Stored data entries:
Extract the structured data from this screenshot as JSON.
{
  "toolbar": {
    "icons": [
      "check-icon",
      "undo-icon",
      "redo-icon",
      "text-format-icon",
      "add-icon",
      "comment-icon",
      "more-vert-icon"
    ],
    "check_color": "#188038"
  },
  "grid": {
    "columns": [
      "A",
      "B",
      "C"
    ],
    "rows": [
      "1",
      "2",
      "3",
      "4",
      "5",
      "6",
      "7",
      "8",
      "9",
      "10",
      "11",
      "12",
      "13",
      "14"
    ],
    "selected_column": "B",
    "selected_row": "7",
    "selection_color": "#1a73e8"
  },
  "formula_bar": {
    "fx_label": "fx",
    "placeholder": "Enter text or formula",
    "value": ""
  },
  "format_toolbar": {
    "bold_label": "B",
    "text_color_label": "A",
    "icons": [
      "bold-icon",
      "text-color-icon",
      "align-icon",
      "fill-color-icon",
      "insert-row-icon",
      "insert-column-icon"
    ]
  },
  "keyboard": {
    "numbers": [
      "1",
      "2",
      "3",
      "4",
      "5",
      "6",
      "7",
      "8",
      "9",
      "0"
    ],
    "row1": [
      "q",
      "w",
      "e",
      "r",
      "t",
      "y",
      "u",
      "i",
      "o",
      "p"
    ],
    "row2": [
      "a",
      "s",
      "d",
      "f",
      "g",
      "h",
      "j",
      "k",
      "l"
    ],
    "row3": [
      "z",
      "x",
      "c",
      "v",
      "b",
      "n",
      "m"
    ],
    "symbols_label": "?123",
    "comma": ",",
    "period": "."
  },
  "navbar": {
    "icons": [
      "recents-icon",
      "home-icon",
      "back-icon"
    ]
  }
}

### Prompt
Transcribe all the entries, keeping each one exactly as it is.

### Task solution
Extract the structured data from this screenshot as JSON.
{
  "toolbar": {
    "icons": [
      "check-icon",
      "undo-icon",
      "redo-icon",
      "text-format-icon",
      "add-icon",
      "comment-icon",
      "more-vert-icon"
    ],
    "check_color": "#188038"
  },
  "grid": {
    "columns": [
      "A",
      "B",
      "C"
    ],
    "rows": [
      "1",
      "2",
      "3",
      "4",
      "5",
      "6",
      "7",
      "8",
      "9",
      "10",
      "11",
      "12",
      "13",
      "14"
    ],
    "selected_column": "B",
    "selected_row": "7",
    "selection_color": "#1a73e8"
  },
  "formula_bar": {
    "fx_label": "fx",
    "placeholder": "Enter text or formula",
    "value": ""
  },
  "format_toolbar": {
    "bold_label": "B",
    "text_color_label": "A",
    "icons": [
      "bold-icon",
      "text-color-icon",
      "align-icon",
      "fill-color-icon",
      "insert-row-icon",
      "insert-column-icon"
    ]
  },
  "keyboard": {
    "numbers": [
      "1",
      "2",
      "3",
      "4",
      "5",
      "6",
      "7",
      "8",
      "9",
      "0"
    ],
    "row1": [
      "q",
      "w",
      "e",
      "r",
      "t",
      "y",
      "u",
      "i",
      "o",
      "p"
    ],
    "row2": [
      "a",
      "s",
      "d",
      "f",
      "g",
      "h",
      "j",
      "k",
      "l"
    ],
    "row3": [
      "z",
      "x",
      "c",
      "v",
      "b",
      "n",
      "m"
    ],
    "symbols_label": "?123",
    "comma": ",",
    "period": "."
  },
  "navbar": {
    "icons": [
      "recents-icon",
      "home-icon",
      "back-icon"
    ]
  }
}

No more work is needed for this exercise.